### Objective
Whenever a line below holds the word "JSON", copy that line.
* begin Task inputs *
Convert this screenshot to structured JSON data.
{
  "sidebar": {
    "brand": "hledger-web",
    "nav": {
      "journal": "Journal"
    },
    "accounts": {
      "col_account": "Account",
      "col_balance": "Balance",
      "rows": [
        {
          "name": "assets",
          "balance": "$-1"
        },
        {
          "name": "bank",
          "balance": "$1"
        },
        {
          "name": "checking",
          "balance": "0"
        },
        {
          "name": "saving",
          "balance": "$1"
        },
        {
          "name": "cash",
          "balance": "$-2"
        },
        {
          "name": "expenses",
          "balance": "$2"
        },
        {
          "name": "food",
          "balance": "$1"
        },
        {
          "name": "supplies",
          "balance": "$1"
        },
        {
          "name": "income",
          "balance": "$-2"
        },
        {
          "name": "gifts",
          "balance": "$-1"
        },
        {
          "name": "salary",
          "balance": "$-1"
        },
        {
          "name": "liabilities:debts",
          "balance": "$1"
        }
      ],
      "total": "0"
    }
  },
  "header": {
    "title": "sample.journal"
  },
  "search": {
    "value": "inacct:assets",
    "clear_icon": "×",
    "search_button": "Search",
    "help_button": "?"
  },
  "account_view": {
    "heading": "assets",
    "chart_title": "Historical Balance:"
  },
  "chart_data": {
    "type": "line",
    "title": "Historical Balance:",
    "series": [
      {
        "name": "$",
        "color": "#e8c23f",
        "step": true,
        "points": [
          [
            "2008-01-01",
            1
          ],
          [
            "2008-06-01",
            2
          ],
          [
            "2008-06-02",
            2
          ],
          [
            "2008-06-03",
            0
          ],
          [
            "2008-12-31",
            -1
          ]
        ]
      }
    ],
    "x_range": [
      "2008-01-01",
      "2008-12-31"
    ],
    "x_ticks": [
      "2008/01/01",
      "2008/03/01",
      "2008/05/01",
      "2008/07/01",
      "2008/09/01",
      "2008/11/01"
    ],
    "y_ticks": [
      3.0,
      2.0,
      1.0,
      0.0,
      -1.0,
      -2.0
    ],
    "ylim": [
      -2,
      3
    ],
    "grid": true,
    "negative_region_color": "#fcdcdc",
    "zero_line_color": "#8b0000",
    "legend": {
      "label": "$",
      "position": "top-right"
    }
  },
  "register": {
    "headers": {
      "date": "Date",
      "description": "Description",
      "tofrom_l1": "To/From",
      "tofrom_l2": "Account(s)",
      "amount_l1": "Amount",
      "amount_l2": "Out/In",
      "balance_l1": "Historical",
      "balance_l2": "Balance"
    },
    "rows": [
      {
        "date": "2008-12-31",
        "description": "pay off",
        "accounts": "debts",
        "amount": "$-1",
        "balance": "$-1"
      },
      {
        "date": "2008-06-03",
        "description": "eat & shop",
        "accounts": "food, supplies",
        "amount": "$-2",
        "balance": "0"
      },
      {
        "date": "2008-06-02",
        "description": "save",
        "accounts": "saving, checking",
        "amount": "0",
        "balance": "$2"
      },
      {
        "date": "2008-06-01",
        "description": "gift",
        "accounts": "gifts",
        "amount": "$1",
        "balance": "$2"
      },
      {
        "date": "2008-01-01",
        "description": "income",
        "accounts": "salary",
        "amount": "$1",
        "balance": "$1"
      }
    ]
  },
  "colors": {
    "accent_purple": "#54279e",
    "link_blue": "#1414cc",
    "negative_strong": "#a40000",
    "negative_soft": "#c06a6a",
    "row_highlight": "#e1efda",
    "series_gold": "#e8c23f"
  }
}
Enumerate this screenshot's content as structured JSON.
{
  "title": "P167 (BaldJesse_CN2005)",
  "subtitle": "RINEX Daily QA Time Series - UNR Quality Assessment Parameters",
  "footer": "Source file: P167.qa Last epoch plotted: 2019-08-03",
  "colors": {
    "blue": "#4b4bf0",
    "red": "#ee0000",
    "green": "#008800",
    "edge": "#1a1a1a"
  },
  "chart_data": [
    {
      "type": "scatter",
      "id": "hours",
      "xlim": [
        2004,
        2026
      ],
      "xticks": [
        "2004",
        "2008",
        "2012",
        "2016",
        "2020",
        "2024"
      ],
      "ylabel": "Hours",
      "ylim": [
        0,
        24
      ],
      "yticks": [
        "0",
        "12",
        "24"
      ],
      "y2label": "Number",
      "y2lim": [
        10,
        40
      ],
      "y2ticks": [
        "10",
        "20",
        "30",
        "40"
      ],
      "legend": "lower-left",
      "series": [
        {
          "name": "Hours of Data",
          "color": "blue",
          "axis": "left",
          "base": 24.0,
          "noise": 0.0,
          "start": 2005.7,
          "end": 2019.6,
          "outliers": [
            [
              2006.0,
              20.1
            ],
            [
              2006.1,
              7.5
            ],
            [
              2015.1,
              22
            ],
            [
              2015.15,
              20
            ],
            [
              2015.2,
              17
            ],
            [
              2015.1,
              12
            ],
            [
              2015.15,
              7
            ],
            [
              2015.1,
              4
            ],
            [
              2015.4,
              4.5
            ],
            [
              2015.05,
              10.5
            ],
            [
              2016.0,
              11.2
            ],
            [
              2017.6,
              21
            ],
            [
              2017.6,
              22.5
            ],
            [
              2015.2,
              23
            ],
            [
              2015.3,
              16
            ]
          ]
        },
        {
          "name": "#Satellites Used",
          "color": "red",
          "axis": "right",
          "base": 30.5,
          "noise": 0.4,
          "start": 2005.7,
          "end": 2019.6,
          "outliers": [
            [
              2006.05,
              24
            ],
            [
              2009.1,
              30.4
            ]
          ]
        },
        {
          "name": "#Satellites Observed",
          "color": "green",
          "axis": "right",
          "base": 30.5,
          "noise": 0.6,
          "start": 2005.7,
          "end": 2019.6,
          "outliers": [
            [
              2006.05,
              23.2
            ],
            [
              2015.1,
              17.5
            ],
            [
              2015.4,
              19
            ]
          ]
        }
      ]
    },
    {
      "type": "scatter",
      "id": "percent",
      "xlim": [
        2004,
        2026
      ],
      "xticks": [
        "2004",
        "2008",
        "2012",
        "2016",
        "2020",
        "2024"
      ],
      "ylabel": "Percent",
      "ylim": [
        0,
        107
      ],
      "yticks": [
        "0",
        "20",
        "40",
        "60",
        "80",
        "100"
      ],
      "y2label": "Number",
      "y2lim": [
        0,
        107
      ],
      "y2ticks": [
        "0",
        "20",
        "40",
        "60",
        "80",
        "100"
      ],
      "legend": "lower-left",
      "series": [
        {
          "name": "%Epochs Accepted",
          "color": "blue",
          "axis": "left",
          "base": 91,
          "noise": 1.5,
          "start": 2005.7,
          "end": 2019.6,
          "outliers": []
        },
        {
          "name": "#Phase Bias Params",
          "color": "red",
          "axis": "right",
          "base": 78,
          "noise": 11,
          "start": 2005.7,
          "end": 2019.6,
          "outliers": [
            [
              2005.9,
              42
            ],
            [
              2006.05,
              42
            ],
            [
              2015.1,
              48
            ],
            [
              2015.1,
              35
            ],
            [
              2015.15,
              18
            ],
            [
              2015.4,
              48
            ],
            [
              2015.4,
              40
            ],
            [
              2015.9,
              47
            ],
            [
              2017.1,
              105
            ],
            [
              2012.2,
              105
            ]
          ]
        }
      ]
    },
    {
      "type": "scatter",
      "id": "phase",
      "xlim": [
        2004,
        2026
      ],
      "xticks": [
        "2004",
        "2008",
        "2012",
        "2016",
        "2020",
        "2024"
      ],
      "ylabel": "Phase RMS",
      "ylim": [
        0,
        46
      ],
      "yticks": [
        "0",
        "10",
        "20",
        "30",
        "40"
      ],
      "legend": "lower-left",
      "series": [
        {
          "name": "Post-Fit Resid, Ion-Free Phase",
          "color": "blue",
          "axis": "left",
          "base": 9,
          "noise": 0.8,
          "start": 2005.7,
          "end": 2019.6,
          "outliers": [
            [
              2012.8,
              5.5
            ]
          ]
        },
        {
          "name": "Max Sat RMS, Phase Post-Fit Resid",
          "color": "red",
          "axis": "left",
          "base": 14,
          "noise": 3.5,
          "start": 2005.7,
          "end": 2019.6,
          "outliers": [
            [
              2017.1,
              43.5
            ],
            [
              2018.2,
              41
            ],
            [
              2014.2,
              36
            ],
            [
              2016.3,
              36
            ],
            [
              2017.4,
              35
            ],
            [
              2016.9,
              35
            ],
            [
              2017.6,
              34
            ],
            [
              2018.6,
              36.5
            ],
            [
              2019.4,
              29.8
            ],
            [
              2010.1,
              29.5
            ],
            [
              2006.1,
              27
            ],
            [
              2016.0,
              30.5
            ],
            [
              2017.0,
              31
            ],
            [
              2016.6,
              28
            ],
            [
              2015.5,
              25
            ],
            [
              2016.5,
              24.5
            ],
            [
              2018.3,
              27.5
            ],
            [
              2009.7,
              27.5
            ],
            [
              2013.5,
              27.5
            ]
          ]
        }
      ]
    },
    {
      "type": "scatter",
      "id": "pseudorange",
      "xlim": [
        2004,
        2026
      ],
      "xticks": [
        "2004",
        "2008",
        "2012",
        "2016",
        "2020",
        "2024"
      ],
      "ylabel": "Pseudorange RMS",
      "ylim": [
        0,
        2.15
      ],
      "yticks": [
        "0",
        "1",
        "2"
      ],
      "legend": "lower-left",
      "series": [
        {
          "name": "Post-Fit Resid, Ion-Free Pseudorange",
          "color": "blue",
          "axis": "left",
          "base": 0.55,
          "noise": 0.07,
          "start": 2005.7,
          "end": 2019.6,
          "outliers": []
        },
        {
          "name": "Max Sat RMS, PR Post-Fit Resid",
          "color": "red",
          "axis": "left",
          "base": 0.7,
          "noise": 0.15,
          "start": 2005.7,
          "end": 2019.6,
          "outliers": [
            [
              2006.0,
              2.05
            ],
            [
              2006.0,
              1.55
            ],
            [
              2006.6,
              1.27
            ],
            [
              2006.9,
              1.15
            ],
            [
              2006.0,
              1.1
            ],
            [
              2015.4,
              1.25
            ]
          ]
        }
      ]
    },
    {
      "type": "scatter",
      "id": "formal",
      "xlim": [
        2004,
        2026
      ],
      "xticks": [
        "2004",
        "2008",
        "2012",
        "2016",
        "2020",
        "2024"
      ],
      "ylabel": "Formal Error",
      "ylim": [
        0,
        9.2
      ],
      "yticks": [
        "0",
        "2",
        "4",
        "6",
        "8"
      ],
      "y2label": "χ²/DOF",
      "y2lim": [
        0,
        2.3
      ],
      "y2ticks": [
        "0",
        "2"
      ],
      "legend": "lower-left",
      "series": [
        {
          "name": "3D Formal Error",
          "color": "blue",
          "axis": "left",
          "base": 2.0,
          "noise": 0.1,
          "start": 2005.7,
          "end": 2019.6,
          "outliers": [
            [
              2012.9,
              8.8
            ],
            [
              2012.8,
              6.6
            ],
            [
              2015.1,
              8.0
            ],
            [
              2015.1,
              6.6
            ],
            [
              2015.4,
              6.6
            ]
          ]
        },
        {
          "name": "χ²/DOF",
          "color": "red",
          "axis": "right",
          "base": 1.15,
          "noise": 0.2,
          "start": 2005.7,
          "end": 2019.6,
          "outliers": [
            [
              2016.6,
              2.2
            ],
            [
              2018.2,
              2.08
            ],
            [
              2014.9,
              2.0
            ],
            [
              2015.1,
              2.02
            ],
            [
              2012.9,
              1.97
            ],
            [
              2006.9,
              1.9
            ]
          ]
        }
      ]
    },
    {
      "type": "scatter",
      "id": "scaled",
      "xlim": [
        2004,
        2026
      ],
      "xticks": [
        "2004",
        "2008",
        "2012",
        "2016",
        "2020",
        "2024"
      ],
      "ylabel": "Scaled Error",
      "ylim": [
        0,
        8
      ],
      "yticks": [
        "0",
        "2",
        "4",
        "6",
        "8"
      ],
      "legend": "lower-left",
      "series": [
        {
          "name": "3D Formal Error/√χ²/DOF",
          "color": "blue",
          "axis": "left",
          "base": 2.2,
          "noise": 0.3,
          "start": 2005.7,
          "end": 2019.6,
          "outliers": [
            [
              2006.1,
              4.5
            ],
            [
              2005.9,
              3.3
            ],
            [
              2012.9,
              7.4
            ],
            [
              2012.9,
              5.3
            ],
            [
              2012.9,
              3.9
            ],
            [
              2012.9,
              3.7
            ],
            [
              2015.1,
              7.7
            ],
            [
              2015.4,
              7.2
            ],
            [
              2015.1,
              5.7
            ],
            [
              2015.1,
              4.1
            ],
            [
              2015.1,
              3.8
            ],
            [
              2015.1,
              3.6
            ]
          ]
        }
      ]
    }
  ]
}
* end Task inputs *
### The output
Convert this screenshot to structured JSON data.
Enumerate this screenshot's content as structured JSON.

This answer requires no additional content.